== SUPPLIED INFORMATION

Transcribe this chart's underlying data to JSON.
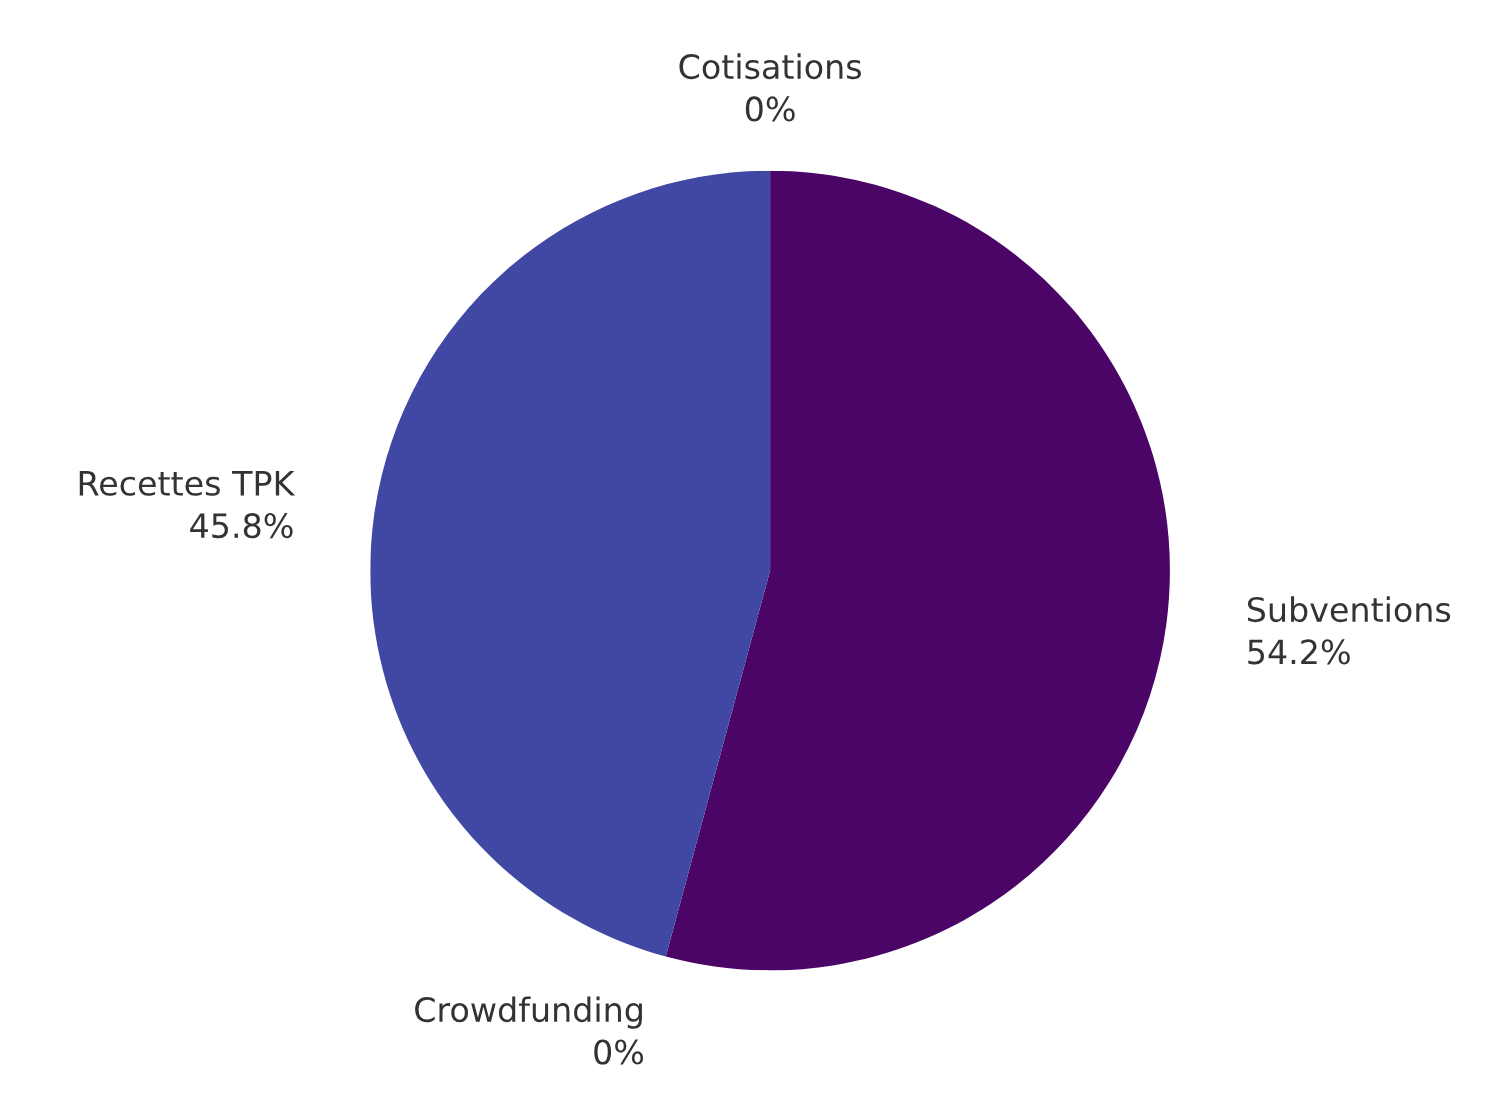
{
  "chart_data": {
    "type": "pie",
    "categories": [
      "Subventions",
      "Crowdfunding",
      "Recettes TPK",
      "Cotisations"
    ],
    "values": [
      54.2,
      0,
      45.8,
      0
    ],
    "colors": [
      "#4a0567",
      "#2f6fb0",
      "#4048a3",
      "#6a5acd"
    ],
    "value_labels": [
      "54.2%",
      "0%",
      "45.8%",
      "0%"
    ],
    "legend": false
  }
}
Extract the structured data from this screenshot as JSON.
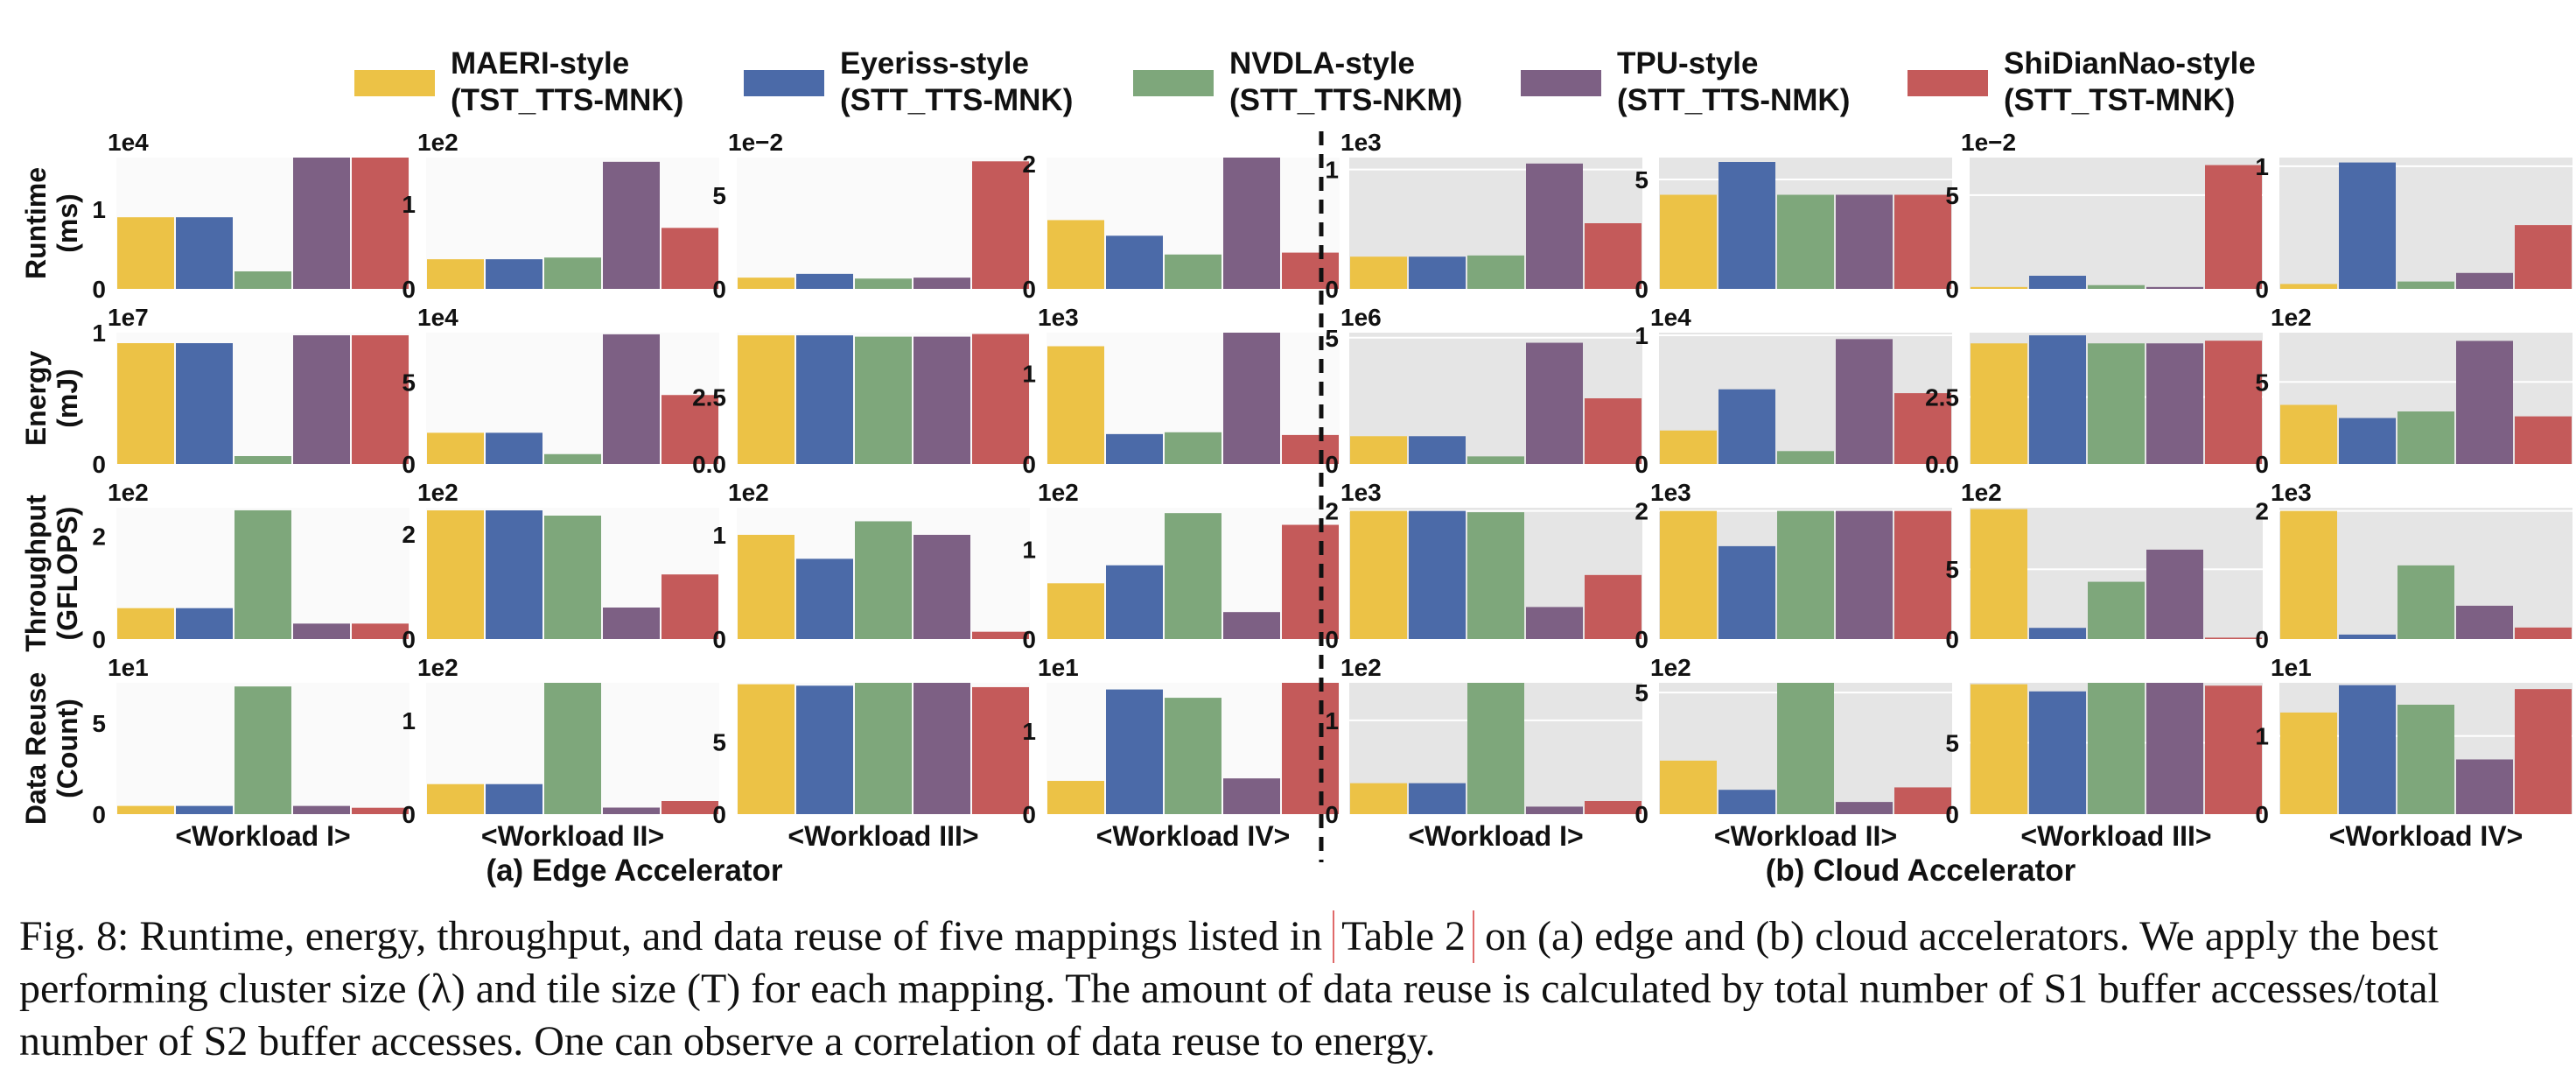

====

● **EXERCISE BRIEF**:
Reproduce the full listing faithfully, but do not carry over any pictures.

● **EXPECTED OUTPUT**:
Transcribe this chart's underlying data to JSON.
{
  "chart_data": {
    "type": "pie",
    "categories": [
      "Subventions",
      "Crowdfunding",
      "Recettes TPK",
      "Cotisations"
    ],
    "values": [
      54.2,
      0,
      45.8,
      0
    ],
    "colors": [
      "#4a0567",
      "#2f6fb0",
      "#4048a3",
      "#6a5acd"
    ],
    "value_labels": [
      "54.2%",
      "0%",
      "45.8%",
      "0%"
    ],
    "legend": false
  }
}
Extract the structured data from this screenshot as JSON.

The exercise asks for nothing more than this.